Data section
## START
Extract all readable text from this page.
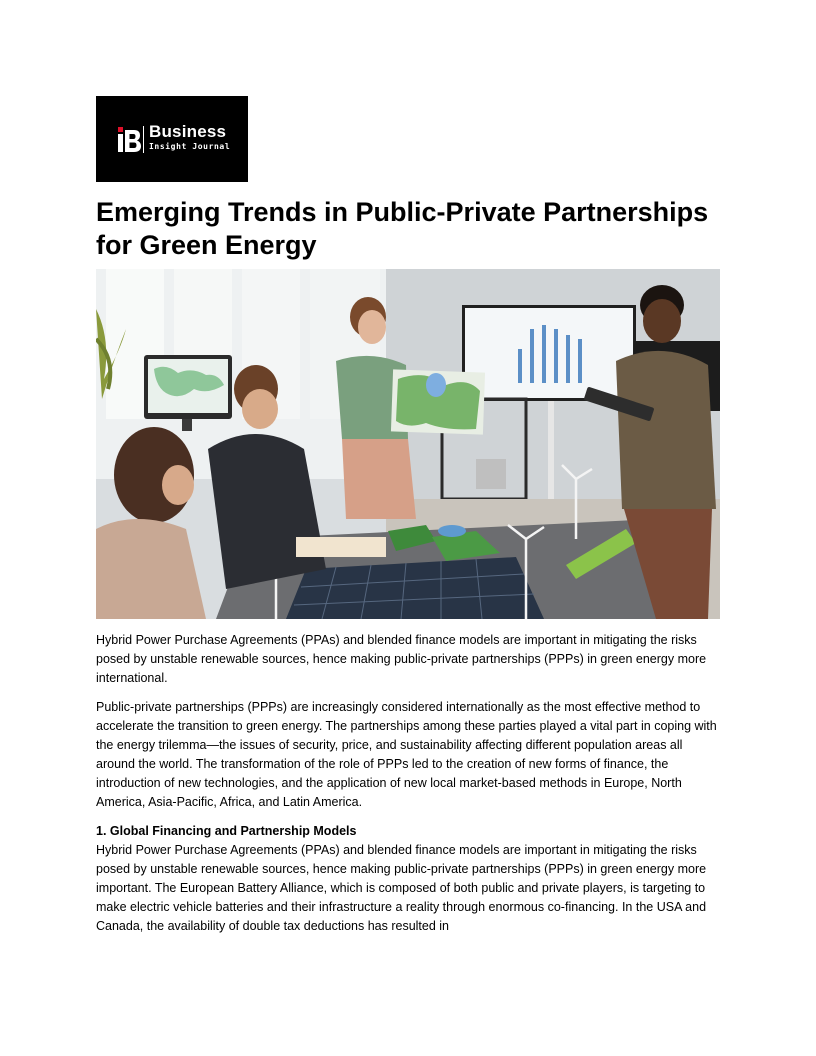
Business
Insight Journal
Emerging Trends in Public-Private Partnerships for Green Energy

Hybrid Power Purchase Agreements (PPAs) and blended finance models are important in mitigating the risks posed by unstable renewable sources, hence making public-private partnerships (PPPs) in green energy more international.

Public-private partnerships (PPPs) are increasingly considered internationally as the most effective method to accelerate the transition to green energy. The partnerships among these parties played a vital part in coping with the energy trilemma—the issues of security, price, and sustainability affecting different population areas all around the world. The transformation of the role of PPPs led to the creation of new forms of finance, the introduction of new technologies, and the application of new local market-based methods in Europe, North America, Asia-Pacific, Africa, and Latin America.

1. Global Financing and Partnership Models

Hybrid Power Purchase Agreements (PPAs) and blended finance models are important in mitigating the risks posed by unstable renewable sources, hence making public-private partnerships (PPPs) in green energy more important. The European Battery Alliance, which is composed of both public and private players, is targeting to make electric vehicle batteries and their infrastructure a reality through enormous co-financing. In the USA and Canada, the availability of double tax deductions has resulted in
## END
Do this
Check all the records above and select each line where the string "mitigating" is found.

Solution
Hybrid Power Purchase Agreements (PPAs) and blended finance models are important in mitigating the risks posed by unstable renewable sources, hence making public-private partnerships (PPPs) in green energy more international.
Hybrid Power Purchase Agreements (PPAs) and blended finance models are important in mitigating the risks posed by unstable renewable sources, hence making public-private partnerships (PPPs) in green energy more important. The European Battery Alliance, which is composed of both public and private players, is targeting to make electric vehicle batteries and their infrastructure a reality through enormous co-financing. In the USA and Canada, the availability of double tax deductions has resulted in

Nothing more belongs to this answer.